- [Stated task] From the listing below, extract each line containing the string "GREAT".
-*-*-
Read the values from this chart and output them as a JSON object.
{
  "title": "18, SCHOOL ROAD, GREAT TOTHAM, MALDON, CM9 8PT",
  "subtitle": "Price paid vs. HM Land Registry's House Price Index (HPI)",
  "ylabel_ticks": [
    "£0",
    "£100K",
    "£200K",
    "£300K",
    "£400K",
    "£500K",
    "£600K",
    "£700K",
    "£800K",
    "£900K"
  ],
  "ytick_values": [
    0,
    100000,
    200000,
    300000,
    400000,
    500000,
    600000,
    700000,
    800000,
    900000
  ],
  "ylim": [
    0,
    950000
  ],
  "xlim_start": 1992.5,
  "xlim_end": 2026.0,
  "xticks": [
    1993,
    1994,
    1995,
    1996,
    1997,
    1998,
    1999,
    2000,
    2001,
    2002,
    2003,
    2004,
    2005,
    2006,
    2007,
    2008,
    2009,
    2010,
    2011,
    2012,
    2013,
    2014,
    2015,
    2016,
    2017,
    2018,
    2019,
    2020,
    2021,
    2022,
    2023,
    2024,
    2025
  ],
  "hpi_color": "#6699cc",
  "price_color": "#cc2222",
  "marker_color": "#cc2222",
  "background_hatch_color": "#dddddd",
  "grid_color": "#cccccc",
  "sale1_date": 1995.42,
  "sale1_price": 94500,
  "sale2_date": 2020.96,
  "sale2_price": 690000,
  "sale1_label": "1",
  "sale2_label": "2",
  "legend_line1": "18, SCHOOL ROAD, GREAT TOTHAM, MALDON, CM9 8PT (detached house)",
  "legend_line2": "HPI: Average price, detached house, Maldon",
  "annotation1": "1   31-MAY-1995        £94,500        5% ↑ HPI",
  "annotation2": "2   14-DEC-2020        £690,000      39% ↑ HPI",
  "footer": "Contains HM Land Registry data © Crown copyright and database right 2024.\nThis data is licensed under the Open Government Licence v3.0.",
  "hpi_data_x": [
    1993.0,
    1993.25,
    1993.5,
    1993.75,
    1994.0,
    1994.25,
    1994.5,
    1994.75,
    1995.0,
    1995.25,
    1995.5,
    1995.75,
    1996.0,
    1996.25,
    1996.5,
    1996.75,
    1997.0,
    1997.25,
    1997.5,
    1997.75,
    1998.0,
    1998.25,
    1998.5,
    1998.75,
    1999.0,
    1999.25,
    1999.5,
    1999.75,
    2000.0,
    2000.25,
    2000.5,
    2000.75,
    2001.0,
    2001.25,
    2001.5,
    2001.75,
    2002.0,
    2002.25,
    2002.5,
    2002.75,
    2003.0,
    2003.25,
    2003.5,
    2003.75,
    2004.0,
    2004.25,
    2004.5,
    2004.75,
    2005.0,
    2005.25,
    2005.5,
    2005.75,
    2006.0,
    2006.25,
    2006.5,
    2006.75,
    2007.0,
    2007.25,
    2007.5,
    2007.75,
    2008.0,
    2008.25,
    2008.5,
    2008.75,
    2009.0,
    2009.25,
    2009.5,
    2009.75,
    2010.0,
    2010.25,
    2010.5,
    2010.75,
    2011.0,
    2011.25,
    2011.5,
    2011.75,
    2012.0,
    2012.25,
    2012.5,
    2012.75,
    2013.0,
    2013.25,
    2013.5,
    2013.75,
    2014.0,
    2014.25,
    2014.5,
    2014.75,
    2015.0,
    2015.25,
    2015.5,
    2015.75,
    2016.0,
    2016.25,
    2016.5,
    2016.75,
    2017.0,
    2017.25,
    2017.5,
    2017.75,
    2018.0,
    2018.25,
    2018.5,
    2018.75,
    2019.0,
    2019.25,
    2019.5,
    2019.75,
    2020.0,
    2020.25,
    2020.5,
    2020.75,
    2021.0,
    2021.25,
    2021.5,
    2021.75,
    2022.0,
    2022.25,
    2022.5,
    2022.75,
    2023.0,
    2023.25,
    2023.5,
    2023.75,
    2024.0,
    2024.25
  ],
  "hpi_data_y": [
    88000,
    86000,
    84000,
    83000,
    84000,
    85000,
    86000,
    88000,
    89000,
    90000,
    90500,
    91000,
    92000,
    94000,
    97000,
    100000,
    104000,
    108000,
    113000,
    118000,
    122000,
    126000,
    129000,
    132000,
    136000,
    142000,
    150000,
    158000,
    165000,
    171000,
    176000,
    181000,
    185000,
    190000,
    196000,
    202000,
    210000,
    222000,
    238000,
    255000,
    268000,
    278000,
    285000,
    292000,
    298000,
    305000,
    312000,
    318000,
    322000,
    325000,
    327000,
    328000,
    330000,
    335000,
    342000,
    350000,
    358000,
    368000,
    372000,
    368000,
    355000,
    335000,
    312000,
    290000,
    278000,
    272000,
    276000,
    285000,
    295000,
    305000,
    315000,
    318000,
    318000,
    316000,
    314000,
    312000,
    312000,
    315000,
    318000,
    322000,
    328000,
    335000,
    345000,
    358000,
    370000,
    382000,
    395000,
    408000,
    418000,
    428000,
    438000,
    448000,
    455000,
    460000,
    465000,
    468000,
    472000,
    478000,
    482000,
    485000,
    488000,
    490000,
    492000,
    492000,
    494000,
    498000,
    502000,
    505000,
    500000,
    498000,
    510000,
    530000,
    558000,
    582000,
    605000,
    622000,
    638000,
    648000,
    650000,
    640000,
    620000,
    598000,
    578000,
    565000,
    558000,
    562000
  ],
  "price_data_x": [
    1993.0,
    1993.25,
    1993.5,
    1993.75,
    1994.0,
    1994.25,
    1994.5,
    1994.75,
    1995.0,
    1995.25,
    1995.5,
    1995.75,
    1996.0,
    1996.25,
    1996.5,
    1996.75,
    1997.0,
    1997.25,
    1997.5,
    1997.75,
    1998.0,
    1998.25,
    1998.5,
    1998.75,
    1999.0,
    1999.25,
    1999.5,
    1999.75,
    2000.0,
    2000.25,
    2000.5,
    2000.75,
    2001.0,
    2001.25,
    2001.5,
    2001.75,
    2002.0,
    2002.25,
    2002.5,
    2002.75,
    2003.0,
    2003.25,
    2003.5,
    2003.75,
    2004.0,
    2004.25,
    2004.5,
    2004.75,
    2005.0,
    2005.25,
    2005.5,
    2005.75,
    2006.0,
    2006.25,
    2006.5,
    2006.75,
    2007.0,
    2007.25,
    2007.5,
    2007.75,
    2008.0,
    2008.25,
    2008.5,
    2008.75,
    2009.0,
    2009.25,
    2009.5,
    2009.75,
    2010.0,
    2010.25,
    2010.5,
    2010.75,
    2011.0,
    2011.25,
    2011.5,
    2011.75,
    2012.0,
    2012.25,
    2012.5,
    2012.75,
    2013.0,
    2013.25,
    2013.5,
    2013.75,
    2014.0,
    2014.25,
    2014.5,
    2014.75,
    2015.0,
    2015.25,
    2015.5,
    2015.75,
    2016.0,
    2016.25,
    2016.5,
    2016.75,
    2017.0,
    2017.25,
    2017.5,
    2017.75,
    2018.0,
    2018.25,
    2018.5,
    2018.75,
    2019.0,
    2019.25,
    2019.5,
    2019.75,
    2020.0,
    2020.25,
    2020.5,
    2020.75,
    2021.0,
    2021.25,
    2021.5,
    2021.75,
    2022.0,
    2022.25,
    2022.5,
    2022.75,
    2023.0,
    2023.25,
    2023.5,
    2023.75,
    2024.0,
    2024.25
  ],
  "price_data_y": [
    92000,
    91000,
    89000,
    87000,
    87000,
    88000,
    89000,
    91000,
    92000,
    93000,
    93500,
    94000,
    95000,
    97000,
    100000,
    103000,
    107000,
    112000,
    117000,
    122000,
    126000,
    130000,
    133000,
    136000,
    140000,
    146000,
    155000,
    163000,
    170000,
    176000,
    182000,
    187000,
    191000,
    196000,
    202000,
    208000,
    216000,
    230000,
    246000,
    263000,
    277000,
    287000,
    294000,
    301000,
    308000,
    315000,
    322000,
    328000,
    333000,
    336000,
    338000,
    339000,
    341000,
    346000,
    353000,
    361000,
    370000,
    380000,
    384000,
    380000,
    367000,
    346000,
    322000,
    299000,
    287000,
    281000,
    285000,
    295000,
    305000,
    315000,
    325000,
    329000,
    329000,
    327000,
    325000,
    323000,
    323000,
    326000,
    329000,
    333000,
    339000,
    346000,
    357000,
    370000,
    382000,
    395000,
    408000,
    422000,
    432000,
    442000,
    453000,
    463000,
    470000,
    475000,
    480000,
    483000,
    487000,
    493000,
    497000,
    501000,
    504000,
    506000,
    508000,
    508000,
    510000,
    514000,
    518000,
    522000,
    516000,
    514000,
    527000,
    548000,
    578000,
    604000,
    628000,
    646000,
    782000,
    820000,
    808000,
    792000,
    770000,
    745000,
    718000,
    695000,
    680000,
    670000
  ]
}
-*-*-
- [Solution to the exercise]
  "title": "18, SCHOOL ROAD, GREAT TOTHAM, MALDON, CM9 8PT",
  "legend_line1": "18, SCHOOL ROAD, GREAT TOTHAM, MALDON, CM9 8PT (detached house)",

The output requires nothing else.